* Stated problem
Show each line of the data below that has the string "Clusters" in it.

##### Records to use #####

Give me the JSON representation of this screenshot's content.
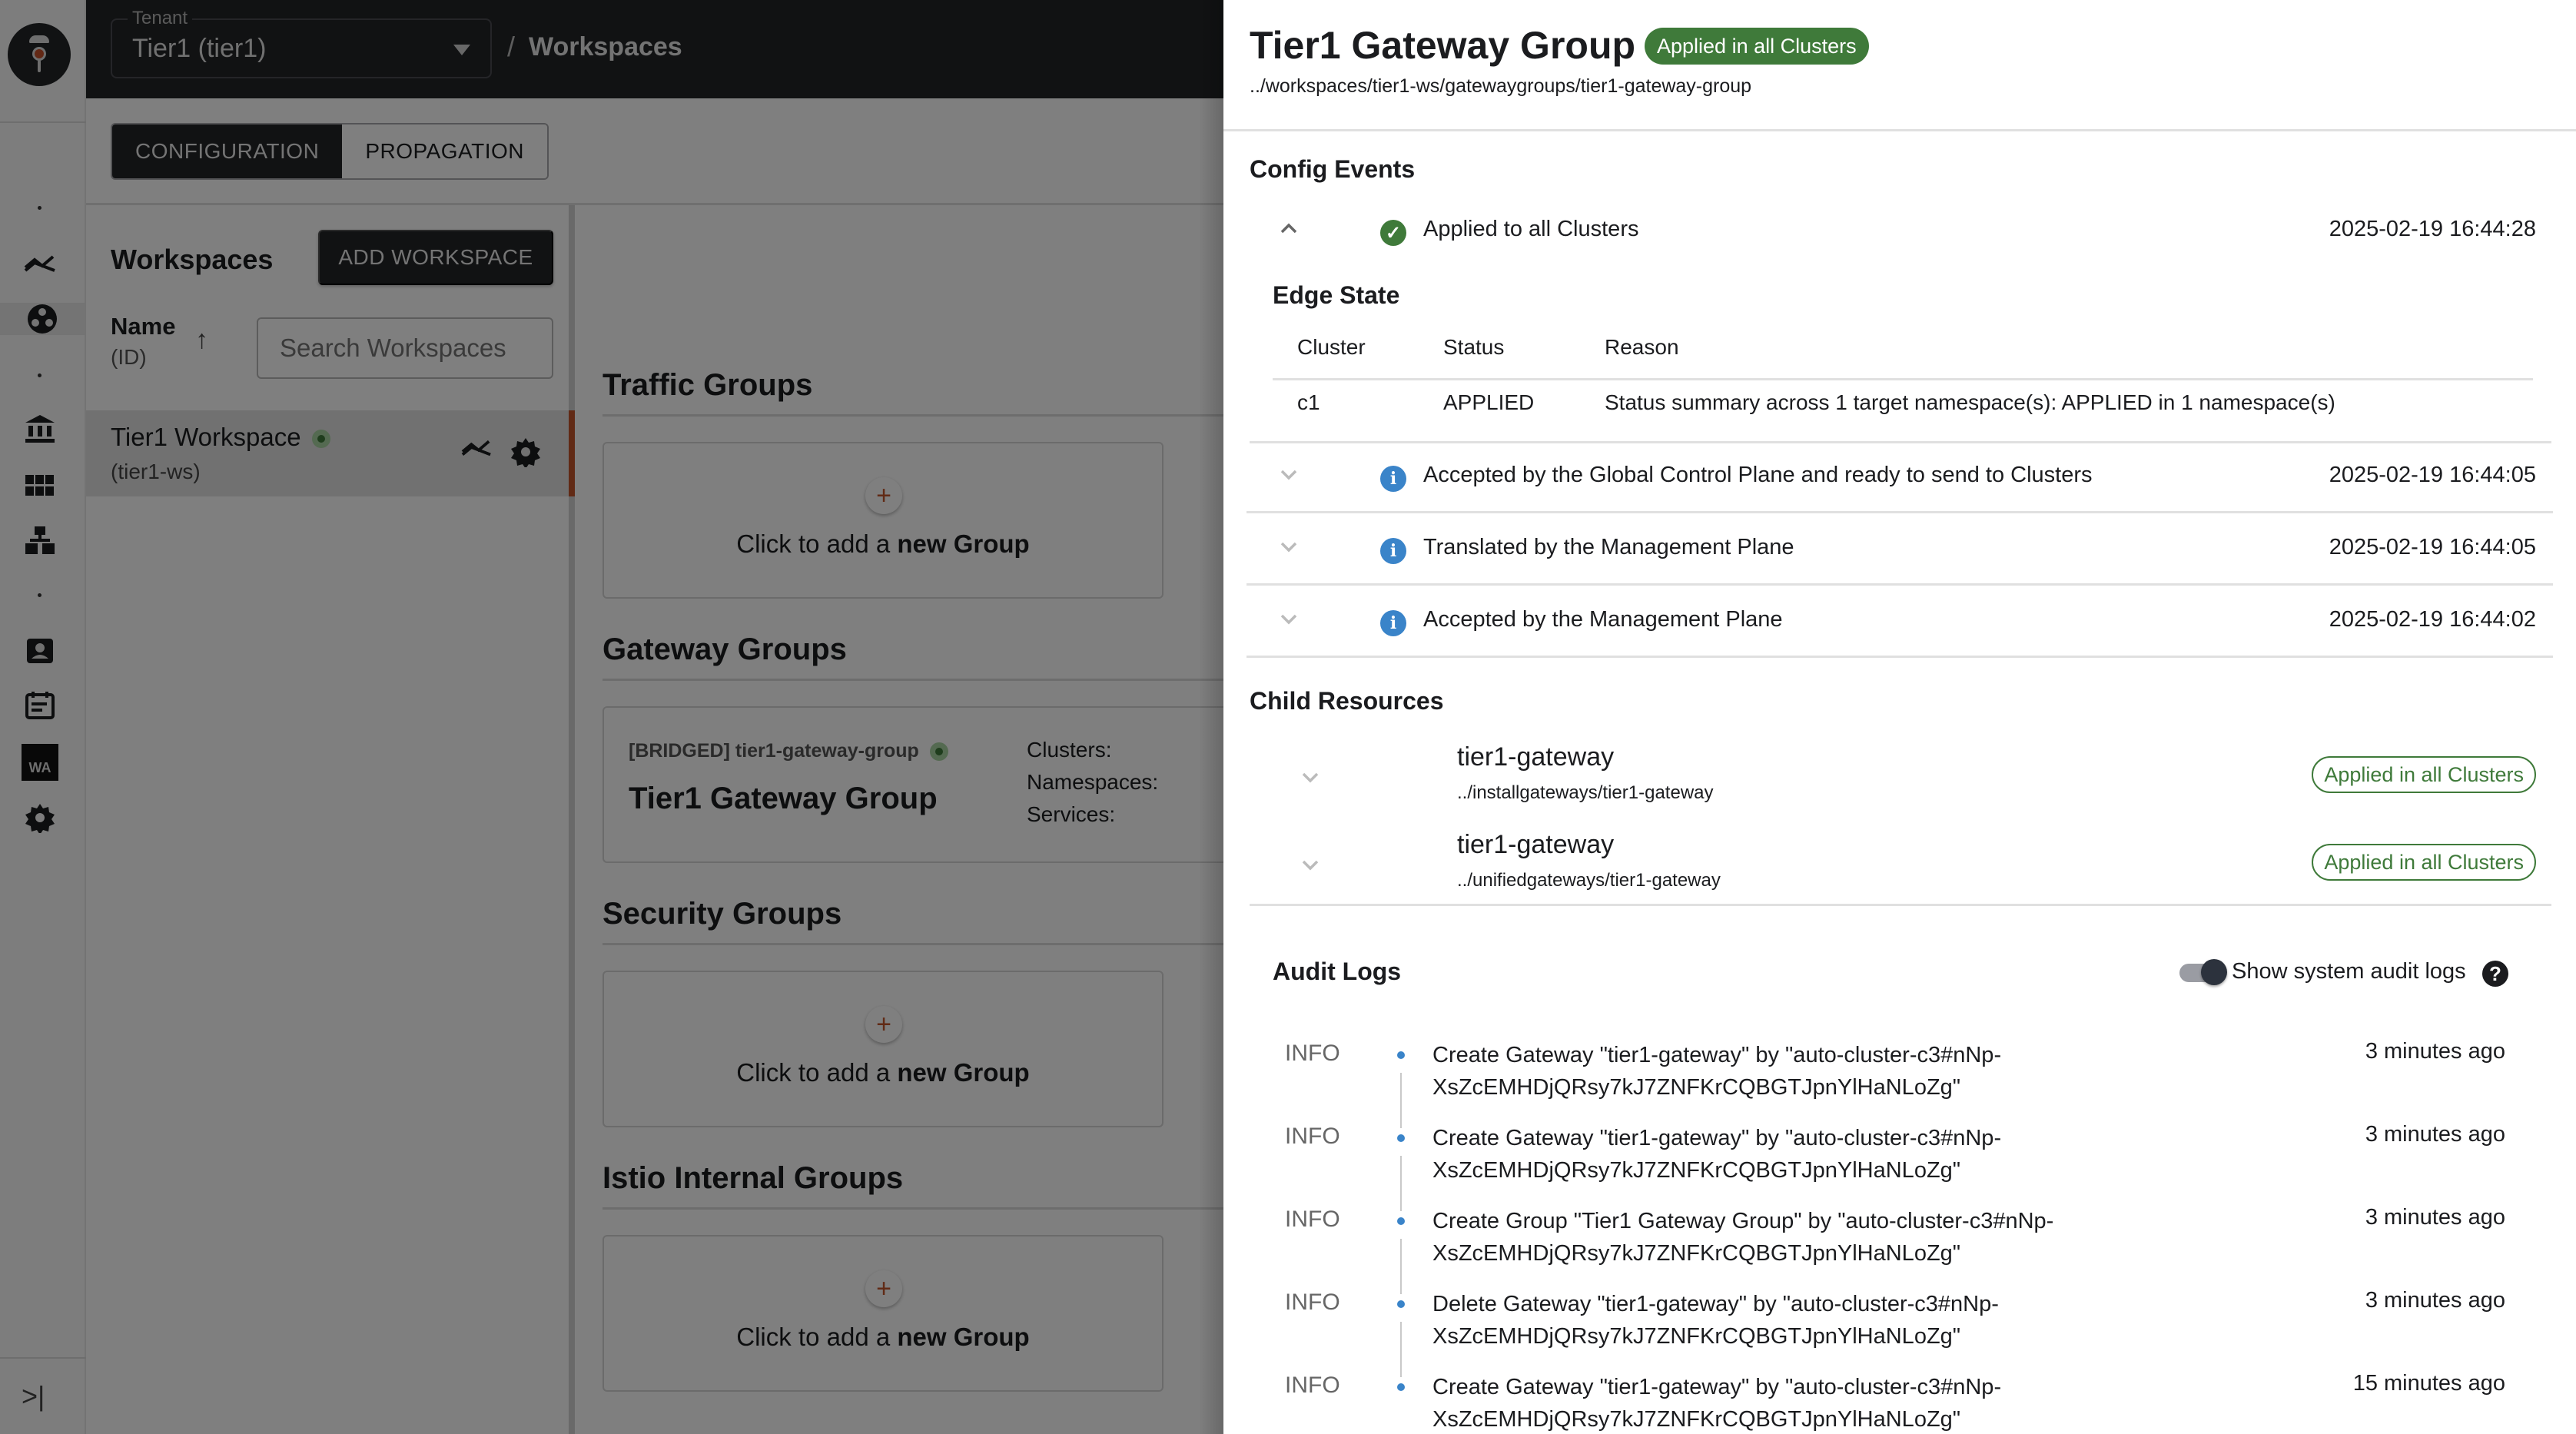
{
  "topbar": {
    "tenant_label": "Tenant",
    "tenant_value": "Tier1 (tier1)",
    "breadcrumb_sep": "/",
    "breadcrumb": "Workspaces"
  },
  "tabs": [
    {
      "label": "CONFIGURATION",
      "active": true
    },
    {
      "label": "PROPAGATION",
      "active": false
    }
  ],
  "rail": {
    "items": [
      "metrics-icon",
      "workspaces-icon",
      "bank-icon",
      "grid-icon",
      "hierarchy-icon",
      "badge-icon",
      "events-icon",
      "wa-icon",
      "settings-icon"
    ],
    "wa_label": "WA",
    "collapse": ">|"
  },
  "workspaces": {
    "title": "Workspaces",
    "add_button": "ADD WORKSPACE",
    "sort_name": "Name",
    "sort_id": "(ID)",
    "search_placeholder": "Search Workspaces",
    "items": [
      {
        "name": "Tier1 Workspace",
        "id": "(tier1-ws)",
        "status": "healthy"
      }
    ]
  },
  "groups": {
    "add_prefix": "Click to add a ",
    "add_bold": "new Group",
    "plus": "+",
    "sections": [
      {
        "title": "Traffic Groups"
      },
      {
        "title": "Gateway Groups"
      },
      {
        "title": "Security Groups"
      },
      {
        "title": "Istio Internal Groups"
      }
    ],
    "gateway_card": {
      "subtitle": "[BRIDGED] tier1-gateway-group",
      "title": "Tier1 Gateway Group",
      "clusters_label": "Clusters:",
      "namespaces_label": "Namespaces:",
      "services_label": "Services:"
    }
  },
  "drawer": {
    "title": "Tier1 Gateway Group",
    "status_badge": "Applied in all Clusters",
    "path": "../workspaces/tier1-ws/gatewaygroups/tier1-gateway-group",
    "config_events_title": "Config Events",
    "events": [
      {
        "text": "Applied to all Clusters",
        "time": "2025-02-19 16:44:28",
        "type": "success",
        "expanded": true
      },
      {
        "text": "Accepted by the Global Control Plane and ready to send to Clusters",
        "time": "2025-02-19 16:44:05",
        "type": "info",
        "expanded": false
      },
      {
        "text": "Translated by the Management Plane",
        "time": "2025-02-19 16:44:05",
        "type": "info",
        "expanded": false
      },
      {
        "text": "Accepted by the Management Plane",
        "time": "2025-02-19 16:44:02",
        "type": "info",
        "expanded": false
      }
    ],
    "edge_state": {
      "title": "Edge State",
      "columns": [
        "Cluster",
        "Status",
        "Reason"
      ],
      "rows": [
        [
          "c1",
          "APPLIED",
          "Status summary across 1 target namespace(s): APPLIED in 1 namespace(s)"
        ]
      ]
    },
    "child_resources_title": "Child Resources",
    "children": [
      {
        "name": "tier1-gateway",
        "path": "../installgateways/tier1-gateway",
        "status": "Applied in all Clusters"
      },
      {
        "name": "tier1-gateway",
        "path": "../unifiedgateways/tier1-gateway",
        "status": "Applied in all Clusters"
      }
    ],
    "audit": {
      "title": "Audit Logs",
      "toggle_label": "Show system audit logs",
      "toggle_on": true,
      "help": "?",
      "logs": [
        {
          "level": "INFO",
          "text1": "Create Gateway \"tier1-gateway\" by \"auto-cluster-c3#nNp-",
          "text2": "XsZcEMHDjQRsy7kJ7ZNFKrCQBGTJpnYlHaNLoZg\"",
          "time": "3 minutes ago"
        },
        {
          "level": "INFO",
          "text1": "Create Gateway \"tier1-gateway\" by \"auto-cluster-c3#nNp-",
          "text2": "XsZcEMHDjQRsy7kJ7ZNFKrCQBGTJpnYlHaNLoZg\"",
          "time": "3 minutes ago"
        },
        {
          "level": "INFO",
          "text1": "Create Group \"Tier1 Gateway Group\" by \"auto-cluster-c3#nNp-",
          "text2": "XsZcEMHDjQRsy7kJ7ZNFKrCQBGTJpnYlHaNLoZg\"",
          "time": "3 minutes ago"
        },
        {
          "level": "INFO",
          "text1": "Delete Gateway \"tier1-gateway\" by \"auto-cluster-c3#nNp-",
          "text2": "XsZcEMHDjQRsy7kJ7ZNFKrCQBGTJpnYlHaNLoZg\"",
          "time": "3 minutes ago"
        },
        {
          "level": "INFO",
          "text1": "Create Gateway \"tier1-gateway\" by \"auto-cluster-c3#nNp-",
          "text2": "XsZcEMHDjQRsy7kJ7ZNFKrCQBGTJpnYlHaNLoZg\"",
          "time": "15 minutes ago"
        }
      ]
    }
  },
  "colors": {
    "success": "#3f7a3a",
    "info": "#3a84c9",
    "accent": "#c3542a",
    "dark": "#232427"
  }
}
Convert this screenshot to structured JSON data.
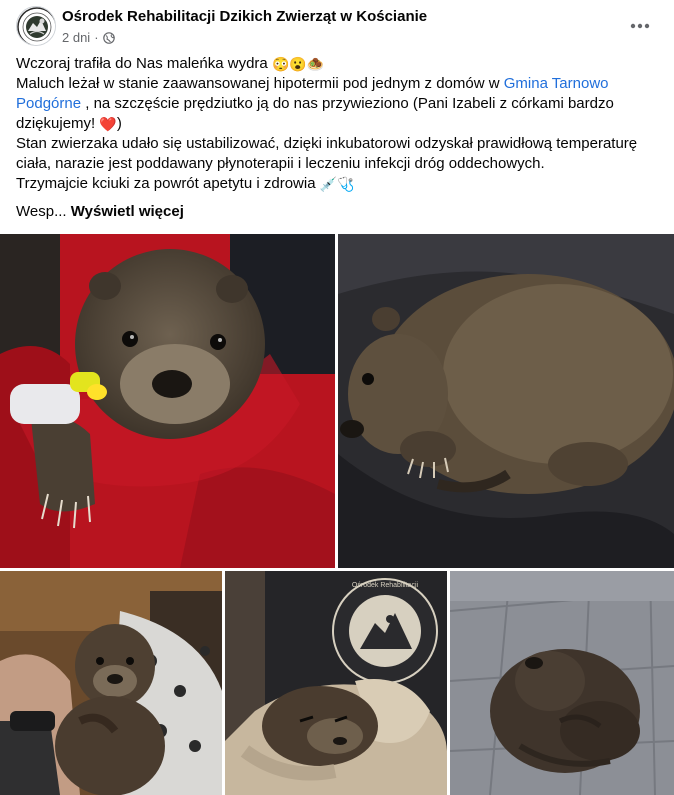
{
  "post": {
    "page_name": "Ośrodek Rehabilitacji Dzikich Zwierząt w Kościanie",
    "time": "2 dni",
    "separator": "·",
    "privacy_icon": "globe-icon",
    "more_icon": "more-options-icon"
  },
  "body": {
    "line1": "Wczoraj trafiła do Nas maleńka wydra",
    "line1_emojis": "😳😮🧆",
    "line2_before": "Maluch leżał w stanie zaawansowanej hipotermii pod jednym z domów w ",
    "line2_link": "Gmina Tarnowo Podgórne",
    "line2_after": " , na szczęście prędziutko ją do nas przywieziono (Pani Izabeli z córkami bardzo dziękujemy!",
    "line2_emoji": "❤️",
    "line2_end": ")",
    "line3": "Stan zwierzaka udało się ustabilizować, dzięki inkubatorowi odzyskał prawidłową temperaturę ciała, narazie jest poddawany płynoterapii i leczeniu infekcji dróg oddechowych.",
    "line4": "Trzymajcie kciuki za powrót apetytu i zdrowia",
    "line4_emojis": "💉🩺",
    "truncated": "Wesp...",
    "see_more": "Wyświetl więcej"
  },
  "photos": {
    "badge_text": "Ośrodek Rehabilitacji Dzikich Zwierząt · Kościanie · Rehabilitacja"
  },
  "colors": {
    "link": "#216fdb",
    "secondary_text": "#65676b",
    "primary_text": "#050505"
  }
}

#####

* The solution
      "clusters_label": "Clusters:",
    "status_badge": "Applied in all Clusters",
        "text": "Applied to all Clusters",
        "text": "Accepted by the Global Control Plane and ready to send to Clusters",
        "status": "Applied in all Clusters"
        "status": "Applied in all Clusters"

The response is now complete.